## [EXERCISES TO COMPLETE]
1 > Translate the following sentence from the passage on Jones's political career into French: "Jones was elected to the Nambucca Valley Council in the 2016 New South Wales local elections."
2 > Reproduce word for word the stretch of the passage on Jones's political career from "Jones intended to" through "of the vote.".
3 > Extend the passage on Jones's political career by writing what comes after its final sentence.

## [SOURCE PASSAGE]
Jones was first elected mayor by the council in 2005, winning out against incumbent mayor Rod Fyffe. He was regional Victoria's first Greens mayor. His term ended in 2006, where Julie Rivendell became mayor, also a member of the Greens.

In 2007, Jones was elected as mayor again to replace Julie Rivendell, who did not seek another term due to health reasons. The Bendigo Advertiser described Jones's reappointment as a "surprise decision", after the council voted following nearly two hours of closed deliberations to return him to the mayoralty. Jones praised Rivendell’s leadership and said his priorities included community engagement, water security, and responding to climate change.

Jones contested the 2008 election but lost his seat to future mayor Barry Lyons. He came second on primary votes with 32.68% of the vote and won 48.24% of the two-candidate two-candidate preferred vote, 238 votes behind Lyons.

In the 2010 Victorian state election, Jones was the lead candidate on the Greens ticket in the Northern Victoria Region. During his campaign, he opposed the construction of a casino in Mildura. Joes also criticised Labor’s preference deal with the Country Alliance, describing the move as hostile to the Greens and saying he was "gobsmacked" by the arrangement. Jones argued that debate over preferences distracted from policy discussion and said the Greens would consider whether to issue an open ticket rather than directing preferences to Labor. Jones won 7.74% of the vote but did not win a seat.

In 2011, Jones publicly opposed the City of Greater Bendigo’s 2011 draft budget, which planned to accumulate $35 million in new debt over four years. Jones condemned the strategy as financially irresponsible, arguing that excessive borrowing would constrain future councils.

Jones intended to contest the 2012 election on a platform of "keeping Bendigo livable". He withdrew before the election and was not a candidate, instead choosing to support other Greens candidates.

=== Nambucca Valley ===
Jones was elected to the Nambucca Valley Council in the 2016 New South Wales local elections.

He was re-elected to the council in the 2021 election with 3.4% of the vote.

During the 2022 Australian federal election, speaking to The Guardian, Jones expressed the view that many residents of the electorate of Cowper were frustrated with both major parties during the federal election and criticised United Australia Party advertising in the region as ineffective and misleading.

## [RECORDS]

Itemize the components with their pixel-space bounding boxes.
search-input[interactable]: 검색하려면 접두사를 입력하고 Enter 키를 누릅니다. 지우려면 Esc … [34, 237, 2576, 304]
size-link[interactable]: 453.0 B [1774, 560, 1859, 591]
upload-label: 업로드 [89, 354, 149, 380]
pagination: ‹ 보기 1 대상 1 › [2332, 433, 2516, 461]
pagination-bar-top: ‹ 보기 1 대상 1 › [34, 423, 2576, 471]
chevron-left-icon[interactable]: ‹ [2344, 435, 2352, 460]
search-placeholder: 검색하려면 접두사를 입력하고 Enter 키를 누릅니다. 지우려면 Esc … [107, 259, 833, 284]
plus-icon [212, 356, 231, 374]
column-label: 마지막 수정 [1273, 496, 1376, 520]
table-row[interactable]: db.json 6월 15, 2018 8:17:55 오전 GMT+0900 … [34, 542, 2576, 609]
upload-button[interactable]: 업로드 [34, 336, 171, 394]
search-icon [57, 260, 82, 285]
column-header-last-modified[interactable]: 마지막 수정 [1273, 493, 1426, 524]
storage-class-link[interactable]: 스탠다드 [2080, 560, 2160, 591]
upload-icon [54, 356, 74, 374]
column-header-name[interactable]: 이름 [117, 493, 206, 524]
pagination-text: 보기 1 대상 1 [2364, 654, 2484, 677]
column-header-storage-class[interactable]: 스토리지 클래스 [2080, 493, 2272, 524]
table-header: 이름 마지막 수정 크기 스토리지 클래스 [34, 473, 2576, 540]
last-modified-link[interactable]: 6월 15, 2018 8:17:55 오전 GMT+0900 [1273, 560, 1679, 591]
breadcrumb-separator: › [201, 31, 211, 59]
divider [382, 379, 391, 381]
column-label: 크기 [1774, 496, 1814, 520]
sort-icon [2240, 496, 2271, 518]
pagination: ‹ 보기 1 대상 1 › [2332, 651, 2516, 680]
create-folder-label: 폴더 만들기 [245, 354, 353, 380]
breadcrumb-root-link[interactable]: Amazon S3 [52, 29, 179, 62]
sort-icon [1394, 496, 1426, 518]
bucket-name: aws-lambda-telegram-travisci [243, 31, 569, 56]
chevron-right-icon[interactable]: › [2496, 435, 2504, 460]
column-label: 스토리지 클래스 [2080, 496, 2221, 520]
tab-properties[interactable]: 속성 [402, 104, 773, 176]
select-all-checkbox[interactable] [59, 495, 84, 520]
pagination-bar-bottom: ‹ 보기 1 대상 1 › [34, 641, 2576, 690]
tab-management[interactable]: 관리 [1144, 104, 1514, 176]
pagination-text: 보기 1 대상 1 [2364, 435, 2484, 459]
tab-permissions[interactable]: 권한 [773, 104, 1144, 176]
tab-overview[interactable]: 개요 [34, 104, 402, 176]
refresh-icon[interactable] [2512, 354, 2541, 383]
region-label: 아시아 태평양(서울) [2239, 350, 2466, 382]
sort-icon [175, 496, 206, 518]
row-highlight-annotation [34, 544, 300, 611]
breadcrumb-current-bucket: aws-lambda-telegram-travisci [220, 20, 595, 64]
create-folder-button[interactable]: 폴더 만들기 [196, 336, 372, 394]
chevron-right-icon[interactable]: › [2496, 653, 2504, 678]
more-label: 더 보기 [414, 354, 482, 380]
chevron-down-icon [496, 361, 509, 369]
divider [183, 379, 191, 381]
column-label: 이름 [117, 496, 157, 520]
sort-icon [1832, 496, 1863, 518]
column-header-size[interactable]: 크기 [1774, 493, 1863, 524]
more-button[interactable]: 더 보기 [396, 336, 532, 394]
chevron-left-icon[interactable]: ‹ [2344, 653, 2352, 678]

## [WRITTEN RESPONSES]
1 > Jones a été élu au conseil de Nambucca Valley lors des élections locales de 2016 en Nouvelle-Galles du Sud.

2 >
Jones intended to contest the 2012 election on a platform of "keeping Bendigo livable". He withdrew before the election and was not a candidate, instead choosing to support other Greens candidates.

=== Nambucca Valley ===
Jones was elected to the Nambucca Valley Council in the 2016 New South Wales local elections.

He was re-elected to the council in the 2021 election with 3.4% of the vote.

3 >
In the 2024 local election, Jones was an endorsed Green candidate, rather than running as an unendorsed independent Green. Jones cited blueberry farming as a key issue. Jones had previously responded to public concerns about blueberry farming in the Nambucca Valley during his term. He was re-elected with 11.1% of the primary vote.

As a councillor, Jones opposed the proposed sale of the Ivey Pacey House by Nambucca Seniors in 2024. He argued that it conflicted with the purpose of the facility and the legacy of its namesake. He also noted that substantial public grant funding had been invested in upgrading the facility. During the dispute, Jones submitted an application for membership of the club, which the secretary said was declined on the grounds that his approach was "deceptive" and motivated by opposition to the sale rather than participation in the organisation.

During a council meeting in May 2025, Jones supported the proposed Scotts Head–Macksville cycleway in principle, but cautioned councillors to weigh its cost-effectiveness against other community priorities before committing funding.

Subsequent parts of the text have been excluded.